### Exercise task:
Lines that include the word "Pracownicy" are the ones to copy.

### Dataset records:
===============

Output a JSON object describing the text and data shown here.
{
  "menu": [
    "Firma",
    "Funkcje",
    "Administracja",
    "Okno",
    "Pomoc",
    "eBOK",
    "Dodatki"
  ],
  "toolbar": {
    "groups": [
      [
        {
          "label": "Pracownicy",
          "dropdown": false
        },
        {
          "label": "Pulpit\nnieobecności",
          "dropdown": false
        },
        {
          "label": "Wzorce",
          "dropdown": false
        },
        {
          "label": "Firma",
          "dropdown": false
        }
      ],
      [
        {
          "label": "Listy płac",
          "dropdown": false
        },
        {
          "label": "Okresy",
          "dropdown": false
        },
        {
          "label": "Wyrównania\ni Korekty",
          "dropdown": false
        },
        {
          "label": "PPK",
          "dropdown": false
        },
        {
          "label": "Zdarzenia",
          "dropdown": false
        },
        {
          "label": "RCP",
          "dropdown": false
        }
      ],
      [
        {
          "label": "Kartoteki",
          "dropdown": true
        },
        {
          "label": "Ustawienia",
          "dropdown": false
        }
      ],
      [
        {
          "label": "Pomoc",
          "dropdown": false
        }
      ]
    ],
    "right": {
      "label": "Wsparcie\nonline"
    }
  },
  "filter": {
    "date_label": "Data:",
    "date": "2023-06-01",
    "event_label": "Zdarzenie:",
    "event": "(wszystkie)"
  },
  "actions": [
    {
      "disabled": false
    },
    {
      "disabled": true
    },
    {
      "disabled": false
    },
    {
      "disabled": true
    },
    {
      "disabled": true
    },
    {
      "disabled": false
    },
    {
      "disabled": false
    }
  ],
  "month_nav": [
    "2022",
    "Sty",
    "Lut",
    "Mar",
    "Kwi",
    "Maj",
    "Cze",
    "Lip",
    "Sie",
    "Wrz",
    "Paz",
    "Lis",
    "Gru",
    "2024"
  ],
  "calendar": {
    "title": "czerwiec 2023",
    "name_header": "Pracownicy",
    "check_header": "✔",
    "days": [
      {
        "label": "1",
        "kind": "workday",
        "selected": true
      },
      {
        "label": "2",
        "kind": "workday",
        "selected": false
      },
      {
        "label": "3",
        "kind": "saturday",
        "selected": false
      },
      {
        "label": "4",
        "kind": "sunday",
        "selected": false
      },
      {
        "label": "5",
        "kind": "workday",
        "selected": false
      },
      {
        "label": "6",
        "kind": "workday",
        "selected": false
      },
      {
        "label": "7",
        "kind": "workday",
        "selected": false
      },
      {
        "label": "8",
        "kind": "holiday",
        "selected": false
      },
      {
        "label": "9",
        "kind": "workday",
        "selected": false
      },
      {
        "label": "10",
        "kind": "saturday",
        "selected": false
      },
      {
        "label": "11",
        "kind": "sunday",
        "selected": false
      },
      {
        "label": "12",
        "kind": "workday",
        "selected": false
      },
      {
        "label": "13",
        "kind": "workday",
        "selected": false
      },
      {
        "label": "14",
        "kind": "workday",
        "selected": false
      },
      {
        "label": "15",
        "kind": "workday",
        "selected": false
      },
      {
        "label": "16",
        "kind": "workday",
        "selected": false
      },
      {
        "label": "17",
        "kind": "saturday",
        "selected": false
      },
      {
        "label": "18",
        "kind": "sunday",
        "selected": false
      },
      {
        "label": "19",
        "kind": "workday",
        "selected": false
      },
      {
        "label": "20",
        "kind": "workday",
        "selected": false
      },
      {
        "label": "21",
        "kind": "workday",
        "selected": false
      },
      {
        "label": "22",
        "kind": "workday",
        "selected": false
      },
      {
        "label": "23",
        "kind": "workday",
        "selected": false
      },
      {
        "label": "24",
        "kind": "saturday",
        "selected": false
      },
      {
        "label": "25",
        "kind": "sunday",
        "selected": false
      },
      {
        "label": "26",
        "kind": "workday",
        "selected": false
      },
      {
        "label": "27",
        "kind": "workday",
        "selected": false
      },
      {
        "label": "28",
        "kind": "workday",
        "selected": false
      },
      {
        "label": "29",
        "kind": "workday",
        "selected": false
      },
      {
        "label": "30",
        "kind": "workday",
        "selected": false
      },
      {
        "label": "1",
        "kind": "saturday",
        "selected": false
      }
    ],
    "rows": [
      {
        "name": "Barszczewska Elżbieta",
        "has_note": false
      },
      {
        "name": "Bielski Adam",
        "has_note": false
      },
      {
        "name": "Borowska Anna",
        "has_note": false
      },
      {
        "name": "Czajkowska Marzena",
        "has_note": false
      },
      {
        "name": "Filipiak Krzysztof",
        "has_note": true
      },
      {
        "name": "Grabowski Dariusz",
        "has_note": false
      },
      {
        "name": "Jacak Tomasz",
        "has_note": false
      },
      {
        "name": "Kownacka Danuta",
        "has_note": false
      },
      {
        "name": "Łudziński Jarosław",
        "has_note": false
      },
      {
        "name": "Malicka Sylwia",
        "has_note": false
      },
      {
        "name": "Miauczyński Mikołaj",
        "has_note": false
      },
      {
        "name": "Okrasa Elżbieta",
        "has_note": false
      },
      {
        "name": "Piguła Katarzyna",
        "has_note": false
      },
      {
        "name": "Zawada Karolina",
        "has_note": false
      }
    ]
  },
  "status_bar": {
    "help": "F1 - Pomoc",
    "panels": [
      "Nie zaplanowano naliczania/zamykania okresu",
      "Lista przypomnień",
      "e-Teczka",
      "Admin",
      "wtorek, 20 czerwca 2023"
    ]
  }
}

===============

### Response to the exercise:
          "label": "Pracownicy",
    "name_header": "Pracownicy",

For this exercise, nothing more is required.